[START]

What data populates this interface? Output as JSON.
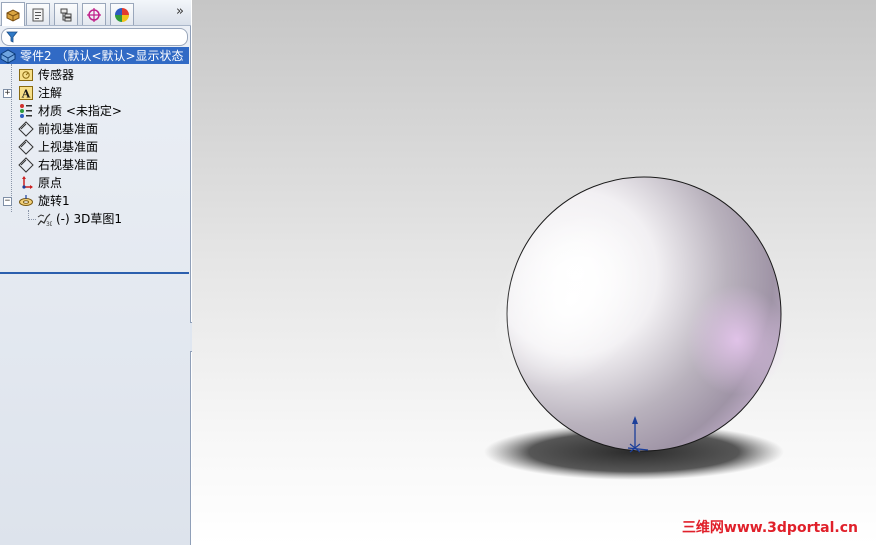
{
  "toolbar": {
    "tabs": [
      {
        "icon": "feature-manager-icon",
        "active": true
      },
      {
        "icon": "property-manager-icon",
        "active": false
      },
      {
        "icon": "configuration-manager-icon",
        "active": false
      },
      {
        "icon": "dimxpert-icon",
        "active": false
      },
      {
        "icon": "display-manager-icon",
        "active": false
      }
    ],
    "overflow_glyph": "»"
  },
  "filter": {
    "icon": "filter-icon"
  },
  "tree": {
    "root_label": "零件2 （默认<默认>显示状态",
    "items": [
      {
        "label": "传感器",
        "icon": "sensor-folder-icon",
        "expandable": false
      },
      {
        "label": "注解",
        "icon": "annotations-icon",
        "expandable": true,
        "expander": "+"
      },
      {
        "label": "材质 <未指定>",
        "icon": "material-icon",
        "expandable": false
      },
      {
        "label": "前视基准面",
        "icon": "plane-icon",
        "expandable": false
      },
      {
        "label": "上视基准面",
        "icon": "plane-icon",
        "expandable": false
      },
      {
        "label": "右视基准面",
        "icon": "plane-icon",
        "expandable": false
      },
      {
        "label": "原点",
        "icon": "origin-icon",
        "expandable": false
      },
      {
        "label": "旋转1",
        "icon": "revolve-feature-icon",
        "expandable": true,
        "expander": "−"
      },
      {
        "label": "(-) 3D草图1",
        "icon": "3d-sketch-icon",
        "expandable": false,
        "child": true
      }
    ]
  },
  "watermark": "三维网www.3dportal.cn",
  "colors": {
    "selection": "#316ac5",
    "watermark": "#e0202a",
    "sphere_highlight": "#ffffff",
    "sphere_tint": "#d8b4e0"
  }
}
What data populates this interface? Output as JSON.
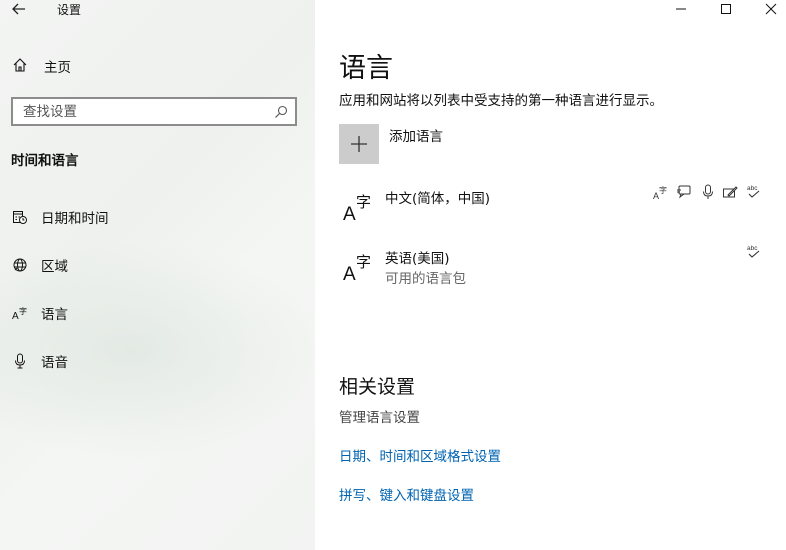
{
  "window": {
    "title": "设置",
    "controls": {
      "minimize": "minimize-icon",
      "maximize": "maximize-icon",
      "close": "close-icon"
    }
  },
  "sidebar": {
    "home_label": "主页",
    "search_placeholder": "查找设置",
    "section_label": "时间和语言",
    "items": [
      {
        "label": "日期和时间",
        "icon": "calendar-clock-icon"
      },
      {
        "label": "区域",
        "icon": "globe-icon"
      },
      {
        "label": "语言",
        "icon": "language-icon"
      },
      {
        "label": "语音",
        "icon": "microphone-icon"
      }
    ]
  },
  "main": {
    "title": "语言",
    "description": "应用和网站将以列表中受支持的第一种语言进行显示。",
    "add_language_label": "添加语言",
    "languages": [
      {
        "name": "中文(简体，中国)",
        "status": "",
        "features": [
          "display-language-icon",
          "speech-bubble-icon",
          "microphone-icon",
          "handwriting-icon",
          "spellcheck-icon"
        ]
      },
      {
        "name": "英语(美国)",
        "status": "可用的语言包",
        "features": [
          "spellcheck-icon"
        ]
      }
    ]
  },
  "related": {
    "title": "相关设置",
    "subtitle": "管理语言设置",
    "links": [
      "日期、时间和区域格式设置",
      "拼写、键入和键盘设置"
    ]
  },
  "colors": {
    "link": "#0063b1",
    "sidebar_bg": "#f2f3f2",
    "add_button_bg": "#cccccc"
  }
}
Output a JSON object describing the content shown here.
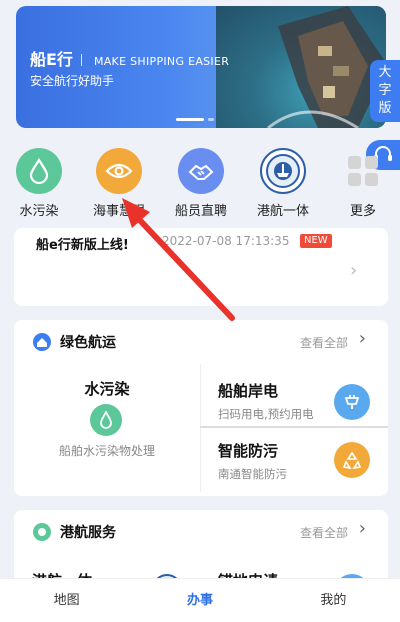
{
  "banner": {
    "title": "船E行",
    "subtitle": "MAKE SHIPPING EASIER",
    "slogan": "安全航行好助手"
  },
  "side_tab": {
    "label": "大字版"
  },
  "quick_icons": [
    {
      "label": "水污染",
      "icon": "water-drop-icon",
      "color": "#5cc89a"
    },
    {
      "label": "海事慧眼",
      "icon": "eye-icon",
      "color": "#f2a93a"
    },
    {
      "label": "船员直聘",
      "icon": "handshake-icon",
      "color": "#6a8ef0"
    },
    {
      "label": "港航一体",
      "icon": "port-emblem-icon",
      "color": "#2d5ea8"
    },
    {
      "label": "更多",
      "icon": "grid-icon",
      "color": "#cccccc"
    }
  ],
  "notice": {
    "title": "船e行新版上线!",
    "time": "2022-07-08 17:13:35",
    "badge": "NEW"
  },
  "green_shipping": {
    "title": "绿色航运",
    "more": "查看全部",
    "left": {
      "title": "水污染",
      "desc": "船舶水污染物处理"
    },
    "items": [
      {
        "title": "船舶岸电",
        "desc": "扫码用电,预约用电"
      },
      {
        "title": "智能防污",
        "desc": "南通智能防污"
      }
    ]
  },
  "port_service": {
    "title": "港航服务",
    "more": "查看全部",
    "items": [
      {
        "title": "港航一体"
      },
      {
        "title": "锚地申请"
      }
    ]
  },
  "nav": [
    {
      "label": "地图"
    },
    {
      "label": "办事"
    },
    {
      "label": "我的"
    }
  ],
  "colors": {
    "accent": "#2f6fea",
    "banner": "#3d7cf1",
    "badge": "#f04b3a",
    "arrow": "#e8322a"
  }
}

[END]

§ Given problem
Copy the data exactly. Any picture it contains is to be omitted.

§ Response to the task
What data populates this interface? Output as JSON.
{
  "toolbar": {
    "tabs": [
      {
        "icon": "feature-manager-icon",
        "active": true
      },
      {
        "icon": "property-manager-icon",
        "active": false
      },
      {
        "icon": "configuration-manager-icon",
        "active": false
      },
      {
        "icon": "dimxpert-icon",
        "active": false
      },
      {
        "icon": "display-manager-icon",
        "active": false
      }
    ],
    "overflow_glyph": "»"
  },
  "filter": {
    "icon": "filter-icon"
  },
  "tree": {
    "root_label": "零件2 （默认<默认>显示状态",
    "items": [
      {
        "label": "传感器",
        "icon": "sensor-folder-icon",
        "expandable": false
      },
      {
        "label": "注解",
        "icon": "annotations-icon",
        "expandable": true,
        "expander": "+"
      },
      {
        "label": "材质 <未指定>",
        "icon": "material-icon",
        "expandable": false
      },
      {
        "label": "前视基准面",
        "icon": "plane-icon",
        "expandable": false
      },
      {
        "label": "上视基准面",
        "icon": "plane-icon",
        "expandable": false
      },
      {
        "label": "右视基准面",
        "icon": "plane-icon",
        "expandable": false
      },
      {
        "label": "原点",
        "icon": "origin-icon",
        "expandable": false
      },
      {
        "label": "旋转1",
        "icon": "revolve-feature-icon",
        "expandable": true,
        "expander": "−"
      },
      {
        "label": "(-) 3D草图1",
        "icon": "3d-sketch-icon",
        "expandable": false,
        "child": true
      }
    ]
  },
  "watermark": "三维网www.3dportal.cn",
  "colors": {
    "selection": "#316ac5",
    "watermark": "#e0202a",
    "sphere_highlight": "#ffffff",
    "sphere_tint": "#d8b4e0"
  }
}
What data populates this interface? Output as JSON.
{
  "window": {
    "title": "设置",
    "controls": {
      "minimize": "minimize-icon",
      "maximize": "maximize-icon",
      "close": "close-icon"
    }
  },
  "sidebar": {
    "home_label": "主页",
    "search_placeholder": "查找设置",
    "section_label": "时间和语言",
    "items": [
      {
        "label": "日期和时间",
        "icon": "calendar-clock-icon"
      },
      {
        "label": "区域",
        "icon": "globe-icon"
      },
      {
        "label": "语言",
        "icon": "language-icon"
      },
      {
        "label": "语音",
        "icon": "microphone-icon"
      }
    ]
  },
  "main": {
    "title": "语言",
    "description": "应用和网站将以列表中受支持的第一种语言进行显示。",
    "add_language_label": "添加语言",
    "languages": [
      {
        "name": "中文(简体，中国)",
        "status": "",
        "features": [
          "display-language-icon",
          "speech-bubble-icon",
          "microphone-icon",
          "handwriting-icon",
          "spellcheck-icon"
        ]
      },
      {
        "name": "英语(美国)",
        "status": "可用的语言包",
        "features": [
          "spellcheck-icon"
        ]
      }
    ]
  },
  "related": {
    "title": "相关设置",
    "subtitle": "管理语言设置",
    "links": [
      "日期、时间和区域格式设置",
      "拼写、键入和键盘设置"
    ]
  },
  "colors": {
    "link": "#0063b1",
    "sidebar_bg": "#f2f3f2",
    "add_button_bg": "#cccccc"
  }
}
Output a JSON object describing the content shown here.
{
  "banner": {
    "title": "船E行",
    "subtitle": "MAKE SHIPPING EASIER",
    "slogan": "安全航行好助手"
  },
  "side_tab": {
    "label": "大字版"
  },
  "quick_icons": [
    {
      "label": "水污染",
      "icon": "water-drop-icon",
      "color": "#5cc89a"
    },
    {
      "label": "海事慧眼",
      "icon": "eye-icon",
      "color": "#f2a93a"
    },
    {
      "label": "船员直聘",
      "icon": "handshake-icon",
      "color": "#6a8ef0"
    },
    {
      "label": "港航一体",
      "icon": "port-emblem-icon",
      "color": "#2d5ea8"
    },
    {
      "label": "更多",
      "icon": "grid-icon",
      "color": "#cccccc"
    }
  ],
  "notice": {
    "title": "船e行新版上线!",
    "time": "2022-07-08 17:13:35",
    "badge": "NEW"
  },
  "green_shipping": {
    "title": "绿色航运",
    "more": "查看全部",
    "left": {
      "title": "水污染",
      "desc": "船舶水污染物处理"
    },
    "items": [
      {
        "title": "船舶岸电",
        "desc": "扫码用电,预约用电"
      },
      {
        "title": "智能防污",
        "desc": "南通智能防污"
      }
    ]
  },
  "port_service": {
    "title": "港航服务",
    "more": "查看全部",
    "items": [
      {
        "title": "港航一体"
      },
      {
        "title": "锚地申请"
      }
    ]
  },
  "nav": [
    {
      "label": "地图"
    },
    {
      "label": "办事"
    },
    {
      "label": "我的"
    }
  ],
  "colors": {
    "accent": "#2f6fea",
    "banner": "#3d7cf1",
    "badge": "#f04b3a",
    "arrow": "#e8322a"
  }
}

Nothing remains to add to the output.